[BEGIN Selected text]

In 2000 forest ministers of Canada’s federal, provincial and territorial governments
initiated the development of Canada’s National Forest Information System (NFIS
Canada) to respond to national and international reporting commitments on
sustainable forest management.
The development and application of open source software has allowed NFIS Canada to
deploy a Canada wide web-based Open Geospatial Consortium (OGC) compliant
distributed interoperable infrastructure at a very modest cost. The adoption of
open source solutions as one of its business models was driven by the requirement
that NFIS Canada (1) be based on international standards, (2) be vendor neutral, (3)
minimize licensing costs, (4) minimize impact on partner business practices and (5)

[END Selected text]

* **Complete the following**:
1. From the NFIS Canada passage, reproduce the text between "In 2000 forest" and "practices and (5)", inclusive.
2. According to the NFIS Canada passage, in what year did forest ministers initiate the development of the system?
3. Condense the paragraph of the NFIS Canada passage that begins "In 2000 forest ministers" into a shorter version that keeps its main facts.

[BEGIN Source excerpt]

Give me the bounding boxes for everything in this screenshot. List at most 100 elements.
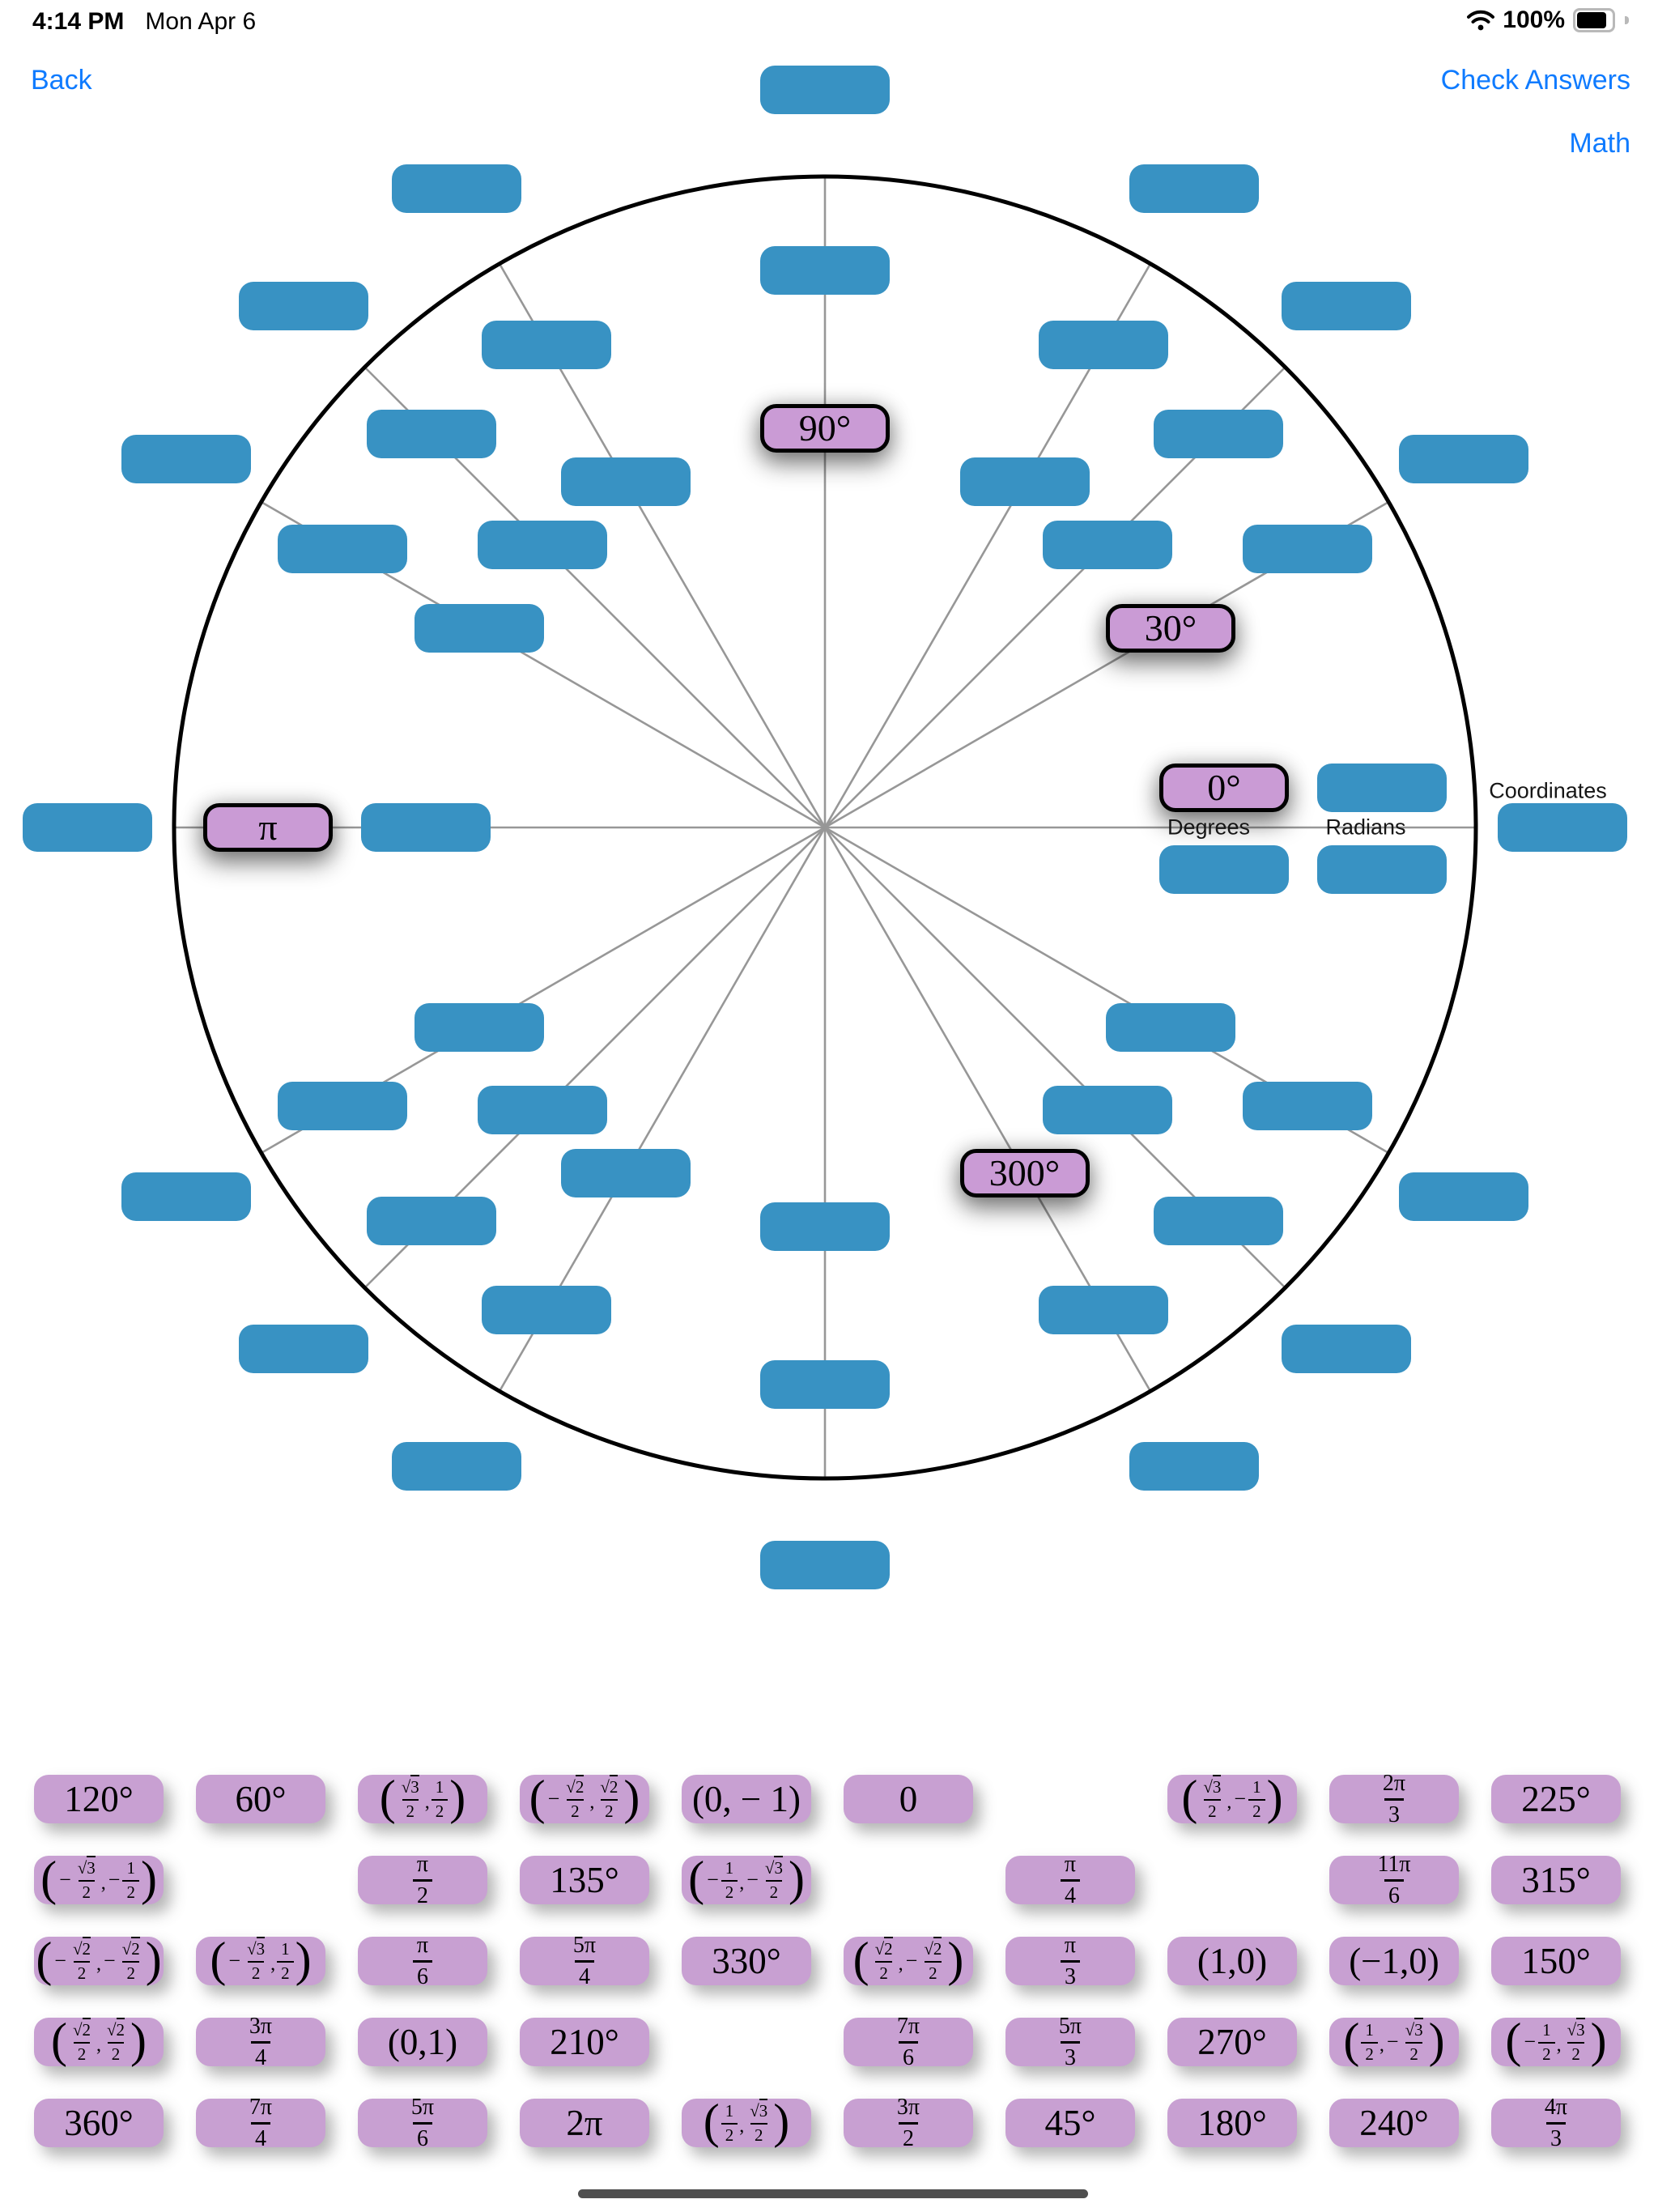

[END Source excerpt]

* **Set of answers**:
1.
In 2000 forest ministers of Canada’s federal, provincial and territorial governments
initiated the development of Canada’s National Forest Information System (NFIS
Canada) to respond to national and international reporting commitments on
sustainable forest management.
The development and application of open source software has allowed NFIS Canada to
deploy a Canada wide web-based Open Geospatial Consortium (OGC) compliant
distributed interoperable infrastructure at a very modest cost. The adoption of
open source solutions as one of its business models was driven by the requirement
that NFIS Canada (1) be based on international standards, (2) be vendor neutral, (3)
minimize licensing costs, (4) minimize impact on partner business practices and (5)

2. 2000

3. In 2000, Canada's federal, provincial and territorial forest ministers launched NFIS Canada to meet national and international reporting commitments on sustainable forest management.